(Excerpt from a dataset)

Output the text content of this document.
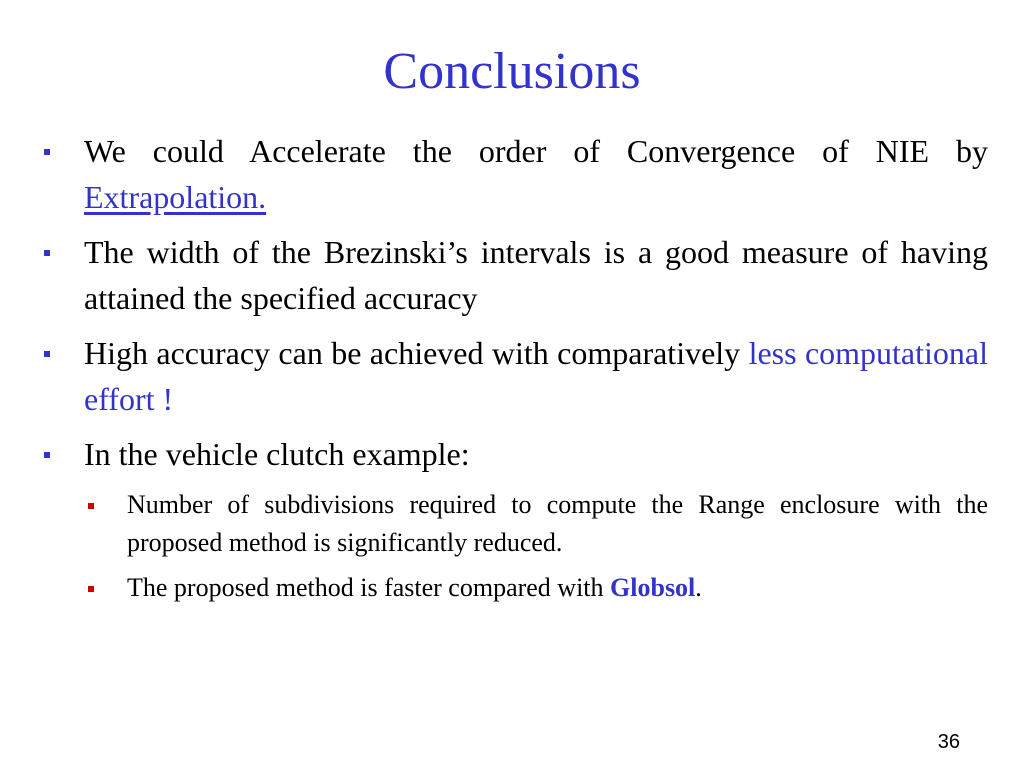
Conclusions
We could Accelerate the order of Convergence of NIE by Extrapolation.
The width of the Brezinski’s intervals is a good measure of having attained the specified accuracy
High accuracy can be achieved with comparatively less computational effort !
In the vehicle clutch example:
Number of subdivisions required to compute the Range enclosure with the proposed method is significantly reduced.
The proposed method is faster compared with Globsol.
36
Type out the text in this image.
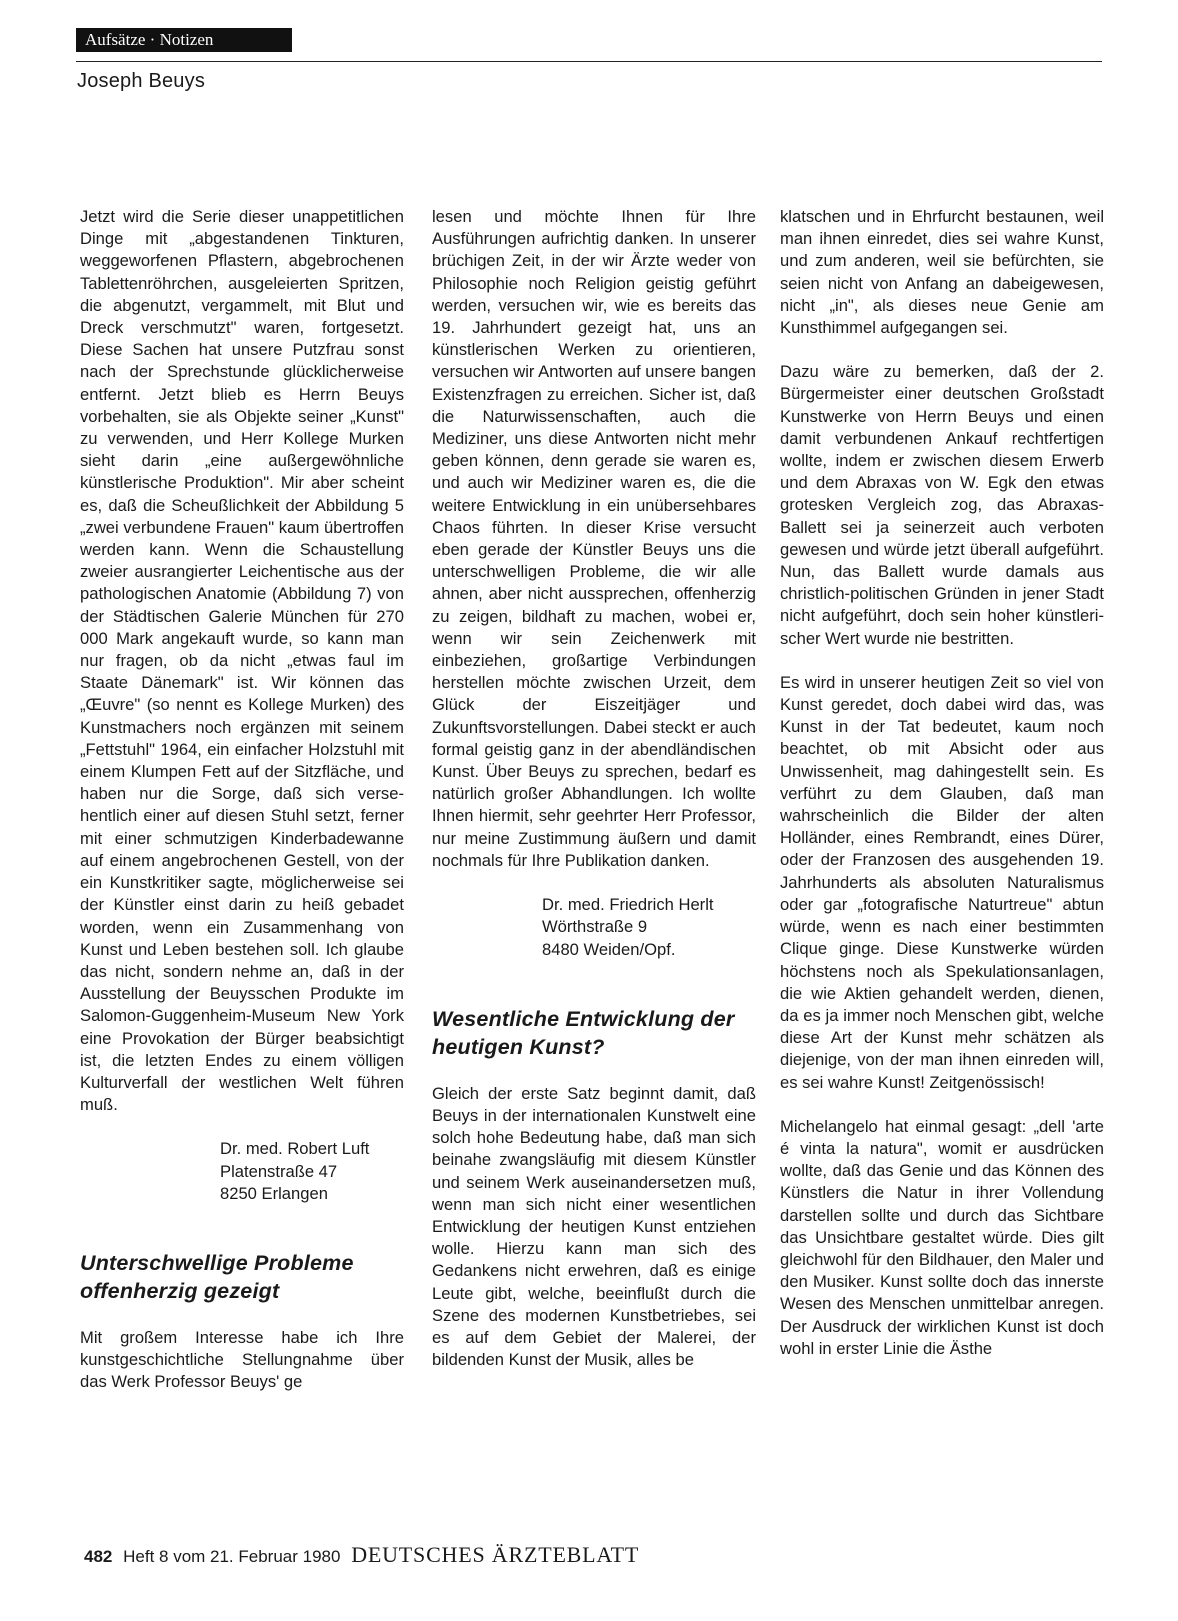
Aufsätze · Notizen
Joseph Beuys

Jetzt wird die Serie dieser unappetitlichen Dinge mit „abgestandenen Tinkturen, weggeworfenen Pflastern, abgebrochenen Tablettenröhrchen, ausgeleierten Spritzen, die abgenutzt, vergammelt, mit Blut und Dreck verschmutzt" waren, fortgesetzt. Diese Sachen hat unsere Putzfrau sonst nach der Sprechstunde glücklicherweise entfernt. Jetzt blieb es Herrn Beuys vorbehalten, sie als Objekte seiner „Kunst" zu verwenden, und Herr Kollege Murken sieht darin „eine außergewöhnliche künstlerische Produktion". Mir aber scheint es, daß die Scheußlichkeit der Abbildung 5 „zwei verbundene Frauen" kaum übertroffen werden kann. Wenn die Schaustellung zweier ausrangierter Leichentische aus der pathologischen Anatomie (Abbildung 7) von der Städtischen Galerie München für 270 000 Mark angekauft wurde, so kann man nur fragen, ob da nicht „etwas faul im Staate Dänemark" ist. Wir können das „Œuvre" (so nennt es Kollege Murken) des Kunstmachers noch ergänzen mit seinem „Fettstuhl" 1964, ein einfacher Holzstuhl mit einem Klumpen Fett auf der Sitzfläche, und haben nur die Sorge, daß sich versehentlich einer auf diesen Stuhl setzt, ferner mit einer schmutzigen Kinderbadewanne auf einem angebrochenen Gestell, von der ein Kunstkritiker sagte, möglicherweise sei der Künstler einst darin zu heiß gebadet worden, wenn ein Zusammenhang von Kunst und Leben bestehen soll. Ich glaube das nicht, sondern nehme an, daß in der Ausstellung der Beuysschen Produkte im Salomon-Guggenheim-Museum New York eine Provokation der Bürger beabsichtigt ist, die letzten Endes zu einem völligen Kulturverfall der westlichen Welt führen muß.

Dr. med. Robert Luft
Platenstraße 47
8250 Erlangen
Unterschwellige Probleme offenherzig gezeigt

Mit großem Interesse habe ich Ihre kunstgeschichtliche Stellungnahme über das Werk Professor Beuys' ge

lesen und möchte Ihnen für Ihre Ausführungen aufrichtig danken. In unserer brüchigen Zeit, in der wir Ärzte weder von Philosophie noch Religion geistig geführt werden, versuchen wir, wie es bereits das 19. Jahrhundert gezeigt hat, uns an künstlerischen Werken zu orientieren, versuchen wir Antworten auf unsere bangen Existenzfragen zu erreichen. Sicher ist, daß die Naturwissenschaften, auch die Mediziner, uns diese Antworten nicht mehr geben können, denn gerade sie waren es, und auch wir Mediziner waren es, die die weitere Entwicklung in ein unübersehbares Chaos führten. In dieser Krise versucht eben gerade der Künstler Beuys uns die unterschwelligen Probleme, die wir alle ahnen, aber nicht aussprechen, offenherzig zu zeigen, bildhaft zu machen, wobei er, wenn wir sein Zeichenwerk mit einbeziehen, großartige Verbindungen herstellen möchte zwischen Urzeit, dem Glück der Eiszeitjäger und Zukunftsvorstellungen. Dabei steckt er auch formal geistig ganz in der abendländischen Kunst. Über Beuys zu sprechen, bedarf es natürlich großer Abhandlungen. Ich wollte Ihnen hiermit, sehr geehrter Herr Professor, nur meine Zustimmung äußern und damit nochmals für Ihre Publikation danken.

Dr. med. Friedrich Herlt
Wörthstraße 9
8480 Weiden/Opf.
Wesentliche Entwicklung der heutigen Kunst?

Gleich der erste Satz beginnt damit, daß Beuys in der internationalen Kunstwelt eine solch hohe Bedeutung habe, daß man sich beinahe zwangsläufig mit diesem Künstler und seinem Werk auseinandersetzen muß, wenn man sich nicht einer wesentlichen Entwicklung der heutigen Kunst entziehen wolle. Hierzu kann man sich des Gedankens nicht erwehren, daß es einige Leute gibt, welche, beeinflußt durch die Szene des modernen Kunstbetriebes, sei es auf dem Gebiet der Malerei, der bildenden Kunst der Musik, alles be

klatschen und in Ehrfurcht bestaunen, weil man ihnen einredet, dies sei wahre Kunst, und zum anderen, weil sie befürchten, sie seien nicht von Anfang an dabeigewesen, nicht „in", als dieses neue Genie am Kunsthimmel aufgegangen sei.

Dazu wäre zu bemerken, daß der 2. Bürgermeister einer deutschen Großstadt Kunstwerke von Herrn Beuys und einen damit verbundenen Ankauf rechtfertigen wollte, indem er zwischen diesem Erwerb und dem Abraxas von W. Egk den etwas grotesken Vergleich zog, das Abraxas-Ballett sei ja seinerzeit auch verboten gewesen und würde jetzt überall aufgeführt. Nun, das Ballett wurde damals aus christlich-politischen Gründen in jener Stadt nicht aufgeführt, doch sein hoher künstlerischer Wert wurde nie bestritten.

Es wird in unserer heutigen Zeit so viel von Kunst geredet, doch dabei wird das, was Kunst in der Tat bedeutet, kaum noch beachtet, ob mit Absicht oder aus Unwissenheit, mag dahingestellt sein. Es verführt zu dem Glauben, daß man wahrscheinlich die Bilder der alten Holländer, eines Rembrandt, eines Dürer, oder der Franzosen des ausgehenden 19. Jahrhunderts als absoluten Naturalismus oder gar „fotografische Naturtreue" abtun würde, wenn es nach einer bestimmten Clique ginge. Diese Kunstwerke würden höchstens noch als Spekulationsanlagen, die wie Aktien gehandelt werden, dienen, da es ja immer noch Menschen gibt, welche diese Art der Kunst mehr schätzen als diejenige, von der man ihnen einreden will, es sei wahre Kunst! Zeitgenössisch!

Michelangelo hat einmal gesagt: „dell 'arte é vinta la natura", womit er ausdrücken wollte, daß das Genie und das Können des Künstlers die Natur in ihrer Vollendung darstellen sollte und durch das Sichtbare das Unsichtbare gestaltet würde. Dies gilt gleichwohl für den Bildhauer, den Maler und den Musiker. Kunst sollte doch das innerste Wesen des Menschen unmittelbar anregen. Der Ausdruck der wirklichen Kunst ist doch wohl in erster Linie die Ästhe

482 Heft 8 vom 21. Februar 1980 DEUTSCHES ÄRZTEBLATT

**Do this:** Take the listing above and restate it word for word, without its pictures.

**Finished answer:**
Output the text content of this document.
Conclusions
We could Accelerate the order of Convergence of NIE by Extrapolation.
The width of the Brezinski’s intervals is a good measure of having attained the specified accuracy
High accuracy can be achieved with comparatively less computational effort !
In the vehicle clutch example:
Number of subdivisions required to compute the Range enclosure with the proposed method is significantly reduced.
The proposed method is faster compared with Globsol.
36
Type out the text in this image.
Aufsätze · Notizen
Joseph Beuys

Jetzt wird die Serie dieser unappetitlichen Dinge mit „abgestandenen Tinkturen, weggeworfenen Pflastern, abgebrochenen Tablettenröhrchen, ausgeleierten Spritzen, die abgenutzt, vergammelt, mit Blut und Dreck verschmutzt" waren, fortgesetzt. Diese Sachen hat unsere Putzfrau sonst nach der Sprechstunde glücklicherweise entfernt. Jetzt blieb es Herrn Beuys vorbehalten, sie als Objekte seiner „Kunst" zu verwenden, und Herr Kollege Murken sieht darin „eine außergewöhnliche künstlerische Produktion". Mir aber scheint es, daß die Scheußlichkeit der Abbildung 5 „zwei verbundene Frauen" kaum übertroffen werden kann. Wenn die Schaustellung zweier ausrangierter Leichentische aus der pathologischen Anatomie (Abbildung 7) von der Städtischen Galerie München für 270 000 Mark angekauft wurde, so kann man nur fragen, ob da nicht „etwas faul im Staate Dänemark" ist. Wir können das „Œuvre" (so nennt es Kollege Murken) des Kunstmachers noch ergänzen mit seinem „Fettstuhl" 1964, ein einfacher Holzstuhl mit einem Klumpen Fett auf der Sitzfläche, und haben nur die Sorge, daß sich versehentlich einer auf diesen Stuhl setzt, ferner mit einer schmutzigen Kinderbadewanne auf einem angebrochenen Gestell, von der ein Kunstkritiker sagte, möglicherweise sei der Künstler einst darin zu heiß gebadet worden, wenn ein Zusammenhang von Kunst und Leben bestehen soll. Ich glaube das nicht, sondern nehme an, daß in der Ausstellung der Beuysschen Produkte im Salomon-Guggenheim-Museum New York eine Provokation der Bürger beabsichtigt ist, die letzten Endes zu einem völligen Kulturverfall der westlichen Welt führen muß.

Dr. med. Robert Luft
Platenstraße 47
8250 Erlangen
Unterschwellige Probleme offenherzig gezeigt

Mit großem Interesse habe ich Ihre kunstgeschichtliche Stellungnahme über das Werk Professor Beuys' ge

lesen und möchte Ihnen für Ihre Ausführungen aufrichtig danken. In unserer brüchigen Zeit, in der wir Ärzte weder von Philosophie noch Religion geistig geführt werden, versuchen wir, wie es bereits das 19. Jahrhundert gezeigt hat, uns an künstlerischen Werken zu orientieren, versuchen wir Antworten auf unsere bangen Existenzfragen zu erreichen. Sicher ist, daß die Naturwissenschaften, auch die Mediziner, uns diese Antworten nicht mehr geben können, denn gerade sie waren es, und auch wir Mediziner waren es, die die weitere Entwicklung in ein unübersehbares Chaos führten. In dieser Krise versucht eben gerade der Künstler Beuys uns die unterschwelligen Probleme, die wir alle ahnen, aber nicht aussprechen, offenherzig zu zeigen, bildhaft zu machen, wobei er, wenn wir sein Zeichenwerk mit einbeziehen, großartige Verbindungen herstellen möchte zwischen Urzeit, dem Glück der Eiszeitjäger und Zukunftsvorstellungen. Dabei steckt er auch formal geistig ganz in der abendländischen Kunst. Über Beuys zu sprechen, bedarf es natürlich großer Abhandlungen. Ich wollte Ihnen hiermit, sehr geehrter Herr Professor, nur meine Zustimmung äußern und damit nochmals für Ihre Publikation danken.

Dr. med. Friedrich Herlt
Wörthstraße 9
8480 Weiden/Opf.
Wesentliche Entwicklung der heutigen Kunst?

Gleich der erste Satz beginnt damit, daß Beuys in der internationalen Kunstwelt eine solch hohe Bedeutung habe, daß man sich beinahe zwangsläufig mit diesem Künstler und seinem Werk auseinandersetzen muß, wenn man sich nicht einer wesentlichen Entwicklung der heutigen Kunst entziehen wolle. Hierzu kann man sich des Gedankens nicht erwehren, daß es einige Leute gibt, welche, beeinflußt durch die Szene des modernen Kunstbetriebes, sei es auf dem Gebiet der Malerei, der bildenden Kunst der Musik, alles be

klatschen und in Ehrfurcht bestaunen, weil man ihnen einredet, dies sei wahre Kunst, und zum anderen, weil sie befürchten, sie seien nicht von Anfang an dabeigewesen, nicht „in", als dieses neue Genie am Kunsthimmel aufgegangen sei.

Dazu wäre zu bemerken, daß der 2. Bürgermeister einer deutschen Großstadt Kunstwerke von Herrn Beuys und einen damit verbundenen Ankauf rechtfertigen wollte, indem er zwischen diesem Erwerb und dem Abraxas von W. Egk den etwas grotesken Vergleich zog, das Abraxas-Ballett sei ja seinerzeit auch verboten gewesen und würde jetzt überall aufgeführt. Nun, das Ballett wurde damals aus christlich-politischen Gründen in jener Stadt nicht aufgeführt, doch sein hoher künstlerischer Wert wurde nie bestritten.

Es wird in unserer heutigen Zeit so viel von Kunst geredet, doch dabei wird das, was Kunst in der Tat bedeutet, kaum noch beachtet, ob mit Absicht oder aus Unwissenheit, mag dahingestellt sein. Es verführt zu dem Glauben, daß man wahrscheinlich die Bilder der alten Holländer, eines Rembrandt, eines Dürer, oder der Franzosen des ausgehenden 19. Jahrhunderts als absoluten Naturalismus oder gar „fotografische Naturtreue" abtun würde, wenn es nach einer bestimmten Clique ginge. Diese Kunstwerke würden höchstens noch als Spekulationsanlagen, die wie Aktien gehandelt werden, dienen, da es ja immer noch Menschen gibt, welche diese Art der Kunst mehr schätzen als diejenige, von der man ihnen einreden will, es sei wahre Kunst! Zeitgenössisch!

Michelangelo hat einmal gesagt: „dell 'arte é vinta la natura", womit er ausdrücken wollte, daß das Genie und das Können des Künstlers die Natur in ihrer Vollendung darstellen sollte und durch das Sichtbare das Unsichtbare gestaltet würde. Dies gilt gleichwohl für den Bildhauer, den Maler und den Musiker. Kunst sollte doch das innerste Wesen des Menschen unmittelbar anregen. Der Ausdruck der wirklichen Kunst ist doch wohl in erster Linie die Ästhe

482 Heft 8 vom 21. Februar 1980 DEUTSCHES ÄRZTEBLATT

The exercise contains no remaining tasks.